Each line in the entries below that holds the string "Verpflichtung" is to be listed.
═════ Record extracts ═════
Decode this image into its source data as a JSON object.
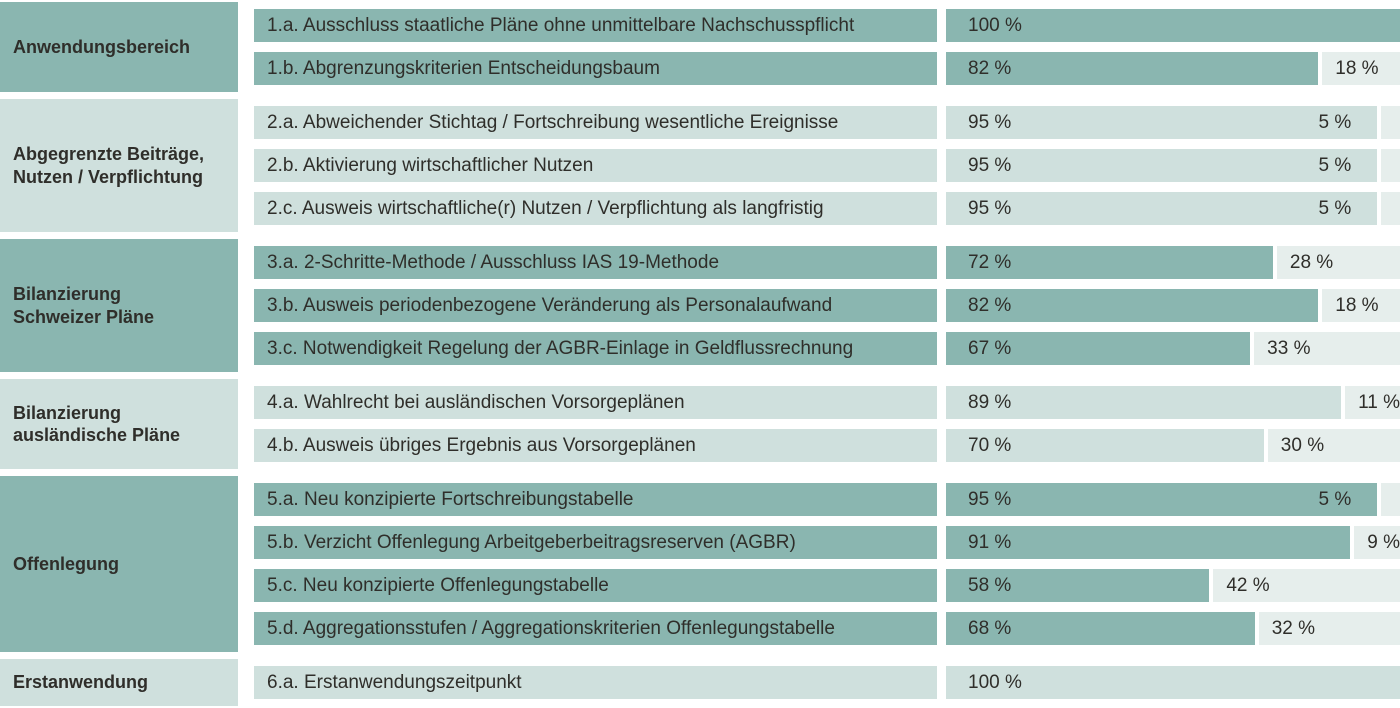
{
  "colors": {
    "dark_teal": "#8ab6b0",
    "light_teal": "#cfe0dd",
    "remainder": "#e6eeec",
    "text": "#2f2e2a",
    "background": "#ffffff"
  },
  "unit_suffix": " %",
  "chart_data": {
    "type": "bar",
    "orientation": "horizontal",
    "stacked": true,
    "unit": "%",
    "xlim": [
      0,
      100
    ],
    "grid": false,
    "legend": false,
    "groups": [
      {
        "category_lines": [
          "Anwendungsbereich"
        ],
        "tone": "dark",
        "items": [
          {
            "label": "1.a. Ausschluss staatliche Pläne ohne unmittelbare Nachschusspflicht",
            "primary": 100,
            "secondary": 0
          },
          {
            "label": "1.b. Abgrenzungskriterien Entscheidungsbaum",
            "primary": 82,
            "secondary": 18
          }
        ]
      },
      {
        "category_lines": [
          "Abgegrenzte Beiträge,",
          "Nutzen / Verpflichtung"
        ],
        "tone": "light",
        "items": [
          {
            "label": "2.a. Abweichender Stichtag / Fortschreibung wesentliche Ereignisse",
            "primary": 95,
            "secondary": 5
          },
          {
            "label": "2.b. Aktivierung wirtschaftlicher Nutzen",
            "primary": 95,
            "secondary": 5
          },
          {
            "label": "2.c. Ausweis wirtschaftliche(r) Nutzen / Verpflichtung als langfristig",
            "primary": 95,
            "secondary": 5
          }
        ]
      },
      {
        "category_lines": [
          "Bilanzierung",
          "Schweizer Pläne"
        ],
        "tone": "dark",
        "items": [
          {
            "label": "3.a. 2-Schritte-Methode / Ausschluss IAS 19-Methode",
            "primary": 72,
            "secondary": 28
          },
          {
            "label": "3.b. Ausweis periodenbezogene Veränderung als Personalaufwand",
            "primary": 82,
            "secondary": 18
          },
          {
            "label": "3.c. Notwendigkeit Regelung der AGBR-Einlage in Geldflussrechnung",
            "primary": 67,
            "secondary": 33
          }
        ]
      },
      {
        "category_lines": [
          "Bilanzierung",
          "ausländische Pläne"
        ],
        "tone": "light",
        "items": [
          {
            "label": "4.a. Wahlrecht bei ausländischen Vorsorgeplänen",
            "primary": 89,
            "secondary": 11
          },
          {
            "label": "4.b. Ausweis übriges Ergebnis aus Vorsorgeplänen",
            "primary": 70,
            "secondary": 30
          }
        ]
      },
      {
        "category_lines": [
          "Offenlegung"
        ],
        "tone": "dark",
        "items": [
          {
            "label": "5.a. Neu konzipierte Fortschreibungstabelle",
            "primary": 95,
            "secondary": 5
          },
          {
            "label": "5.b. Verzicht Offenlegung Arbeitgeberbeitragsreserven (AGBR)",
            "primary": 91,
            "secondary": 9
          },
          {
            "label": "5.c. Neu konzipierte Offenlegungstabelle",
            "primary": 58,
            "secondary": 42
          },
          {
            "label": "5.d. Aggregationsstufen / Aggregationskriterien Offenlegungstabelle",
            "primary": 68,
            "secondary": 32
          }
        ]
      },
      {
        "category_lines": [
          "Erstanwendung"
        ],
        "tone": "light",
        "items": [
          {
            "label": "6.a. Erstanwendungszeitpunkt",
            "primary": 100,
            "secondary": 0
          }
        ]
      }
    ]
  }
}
═════
═════ Record extracts ═════
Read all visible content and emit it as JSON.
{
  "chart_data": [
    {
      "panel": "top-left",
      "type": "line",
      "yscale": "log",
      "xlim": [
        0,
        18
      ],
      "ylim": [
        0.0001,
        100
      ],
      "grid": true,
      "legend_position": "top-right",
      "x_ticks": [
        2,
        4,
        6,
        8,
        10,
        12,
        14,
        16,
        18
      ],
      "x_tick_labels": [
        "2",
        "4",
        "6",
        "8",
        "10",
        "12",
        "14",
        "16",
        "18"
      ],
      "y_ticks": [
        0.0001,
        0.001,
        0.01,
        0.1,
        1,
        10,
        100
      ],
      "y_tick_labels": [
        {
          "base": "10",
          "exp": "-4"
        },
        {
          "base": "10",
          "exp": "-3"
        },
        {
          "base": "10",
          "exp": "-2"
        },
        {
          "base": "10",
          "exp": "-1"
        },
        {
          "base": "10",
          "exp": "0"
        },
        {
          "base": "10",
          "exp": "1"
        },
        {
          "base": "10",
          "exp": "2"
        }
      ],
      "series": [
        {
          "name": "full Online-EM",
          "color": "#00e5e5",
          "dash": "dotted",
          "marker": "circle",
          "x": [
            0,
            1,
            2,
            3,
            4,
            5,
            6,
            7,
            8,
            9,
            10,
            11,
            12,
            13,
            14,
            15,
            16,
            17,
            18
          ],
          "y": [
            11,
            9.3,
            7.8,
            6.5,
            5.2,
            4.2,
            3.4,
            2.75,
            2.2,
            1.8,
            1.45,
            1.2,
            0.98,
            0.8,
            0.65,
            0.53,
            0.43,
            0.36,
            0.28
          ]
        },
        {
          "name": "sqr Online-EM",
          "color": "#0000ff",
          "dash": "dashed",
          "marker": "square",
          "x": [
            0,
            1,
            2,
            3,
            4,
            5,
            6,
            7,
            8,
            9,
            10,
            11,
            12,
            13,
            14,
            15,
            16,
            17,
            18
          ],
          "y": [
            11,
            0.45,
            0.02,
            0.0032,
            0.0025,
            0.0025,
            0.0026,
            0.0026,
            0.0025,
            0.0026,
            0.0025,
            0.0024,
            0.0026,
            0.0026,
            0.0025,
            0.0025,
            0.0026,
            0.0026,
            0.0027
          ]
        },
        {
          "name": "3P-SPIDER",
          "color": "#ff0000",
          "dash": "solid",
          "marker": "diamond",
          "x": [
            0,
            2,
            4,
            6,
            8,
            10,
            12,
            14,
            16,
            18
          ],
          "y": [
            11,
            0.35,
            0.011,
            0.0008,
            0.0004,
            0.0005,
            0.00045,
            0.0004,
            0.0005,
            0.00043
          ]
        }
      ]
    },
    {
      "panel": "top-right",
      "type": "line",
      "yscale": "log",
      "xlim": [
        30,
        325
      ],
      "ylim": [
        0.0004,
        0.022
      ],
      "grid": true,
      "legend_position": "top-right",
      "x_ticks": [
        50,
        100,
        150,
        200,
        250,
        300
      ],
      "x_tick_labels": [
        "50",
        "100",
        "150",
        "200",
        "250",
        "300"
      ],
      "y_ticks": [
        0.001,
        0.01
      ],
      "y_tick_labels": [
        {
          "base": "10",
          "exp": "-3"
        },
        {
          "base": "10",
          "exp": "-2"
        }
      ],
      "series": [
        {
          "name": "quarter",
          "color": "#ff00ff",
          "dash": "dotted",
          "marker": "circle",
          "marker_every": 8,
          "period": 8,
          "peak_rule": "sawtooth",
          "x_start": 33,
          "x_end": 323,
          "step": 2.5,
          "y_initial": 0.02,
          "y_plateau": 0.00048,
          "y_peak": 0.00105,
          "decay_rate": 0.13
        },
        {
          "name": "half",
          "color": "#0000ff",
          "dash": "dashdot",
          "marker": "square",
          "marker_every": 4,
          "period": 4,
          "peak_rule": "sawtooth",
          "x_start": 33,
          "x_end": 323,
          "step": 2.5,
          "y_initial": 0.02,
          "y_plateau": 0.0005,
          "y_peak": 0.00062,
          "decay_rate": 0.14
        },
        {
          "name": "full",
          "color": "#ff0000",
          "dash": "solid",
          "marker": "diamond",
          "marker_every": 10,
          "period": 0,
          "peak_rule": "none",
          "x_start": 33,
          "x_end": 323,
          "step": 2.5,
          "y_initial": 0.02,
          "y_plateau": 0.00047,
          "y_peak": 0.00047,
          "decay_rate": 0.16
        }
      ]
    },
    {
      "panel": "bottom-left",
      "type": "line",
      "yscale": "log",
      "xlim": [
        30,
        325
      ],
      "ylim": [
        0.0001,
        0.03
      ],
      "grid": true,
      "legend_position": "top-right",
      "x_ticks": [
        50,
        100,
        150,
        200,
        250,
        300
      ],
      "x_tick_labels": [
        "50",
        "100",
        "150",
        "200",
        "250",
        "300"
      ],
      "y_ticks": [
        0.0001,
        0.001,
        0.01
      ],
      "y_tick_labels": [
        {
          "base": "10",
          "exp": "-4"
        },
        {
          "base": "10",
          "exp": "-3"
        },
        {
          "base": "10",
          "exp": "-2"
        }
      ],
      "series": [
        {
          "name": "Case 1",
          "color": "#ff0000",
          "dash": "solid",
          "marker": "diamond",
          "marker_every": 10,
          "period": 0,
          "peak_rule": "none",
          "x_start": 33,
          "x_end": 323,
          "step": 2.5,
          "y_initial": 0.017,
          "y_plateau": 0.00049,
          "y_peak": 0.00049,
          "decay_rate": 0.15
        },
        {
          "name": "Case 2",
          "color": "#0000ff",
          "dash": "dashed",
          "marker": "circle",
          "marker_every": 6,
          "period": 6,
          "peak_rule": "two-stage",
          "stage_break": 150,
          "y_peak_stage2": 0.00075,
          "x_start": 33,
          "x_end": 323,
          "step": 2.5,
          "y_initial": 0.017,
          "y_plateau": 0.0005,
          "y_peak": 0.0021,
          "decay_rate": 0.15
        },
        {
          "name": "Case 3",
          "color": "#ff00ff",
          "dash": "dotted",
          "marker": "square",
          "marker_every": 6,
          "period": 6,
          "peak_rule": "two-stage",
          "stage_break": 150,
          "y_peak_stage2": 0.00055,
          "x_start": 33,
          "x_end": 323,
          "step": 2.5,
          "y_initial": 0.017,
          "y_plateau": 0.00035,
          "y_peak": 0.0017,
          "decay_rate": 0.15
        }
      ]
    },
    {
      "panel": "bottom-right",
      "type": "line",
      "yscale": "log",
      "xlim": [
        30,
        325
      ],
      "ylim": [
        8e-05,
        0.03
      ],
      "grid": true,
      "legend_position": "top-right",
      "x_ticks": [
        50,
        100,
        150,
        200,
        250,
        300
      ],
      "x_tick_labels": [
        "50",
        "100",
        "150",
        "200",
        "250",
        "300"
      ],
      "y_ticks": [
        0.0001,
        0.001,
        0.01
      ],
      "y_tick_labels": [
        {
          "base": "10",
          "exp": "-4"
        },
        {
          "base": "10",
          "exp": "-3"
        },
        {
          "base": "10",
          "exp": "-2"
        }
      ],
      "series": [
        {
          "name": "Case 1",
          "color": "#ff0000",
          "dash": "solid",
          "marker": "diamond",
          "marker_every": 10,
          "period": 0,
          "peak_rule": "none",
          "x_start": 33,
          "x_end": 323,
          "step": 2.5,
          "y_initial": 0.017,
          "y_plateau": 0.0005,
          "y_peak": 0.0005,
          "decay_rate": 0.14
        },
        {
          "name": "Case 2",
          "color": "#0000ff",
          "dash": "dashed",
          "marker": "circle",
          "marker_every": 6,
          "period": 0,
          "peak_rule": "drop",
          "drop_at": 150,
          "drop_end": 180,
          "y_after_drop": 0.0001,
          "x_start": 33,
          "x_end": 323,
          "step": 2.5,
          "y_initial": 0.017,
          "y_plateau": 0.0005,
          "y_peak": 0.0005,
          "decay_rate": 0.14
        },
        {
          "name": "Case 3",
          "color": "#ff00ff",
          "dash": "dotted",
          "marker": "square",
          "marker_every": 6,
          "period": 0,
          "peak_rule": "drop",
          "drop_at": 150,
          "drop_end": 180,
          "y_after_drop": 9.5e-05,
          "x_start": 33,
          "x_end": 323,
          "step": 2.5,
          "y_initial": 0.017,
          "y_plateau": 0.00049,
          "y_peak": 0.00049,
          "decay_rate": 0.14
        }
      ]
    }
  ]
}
═════
**Solution**
          "Nutzen / Verpflichtung"
            "label": "2.c. Ausweis wirtschaftliche(r) Nutzen / Verpflichtung als langfristig",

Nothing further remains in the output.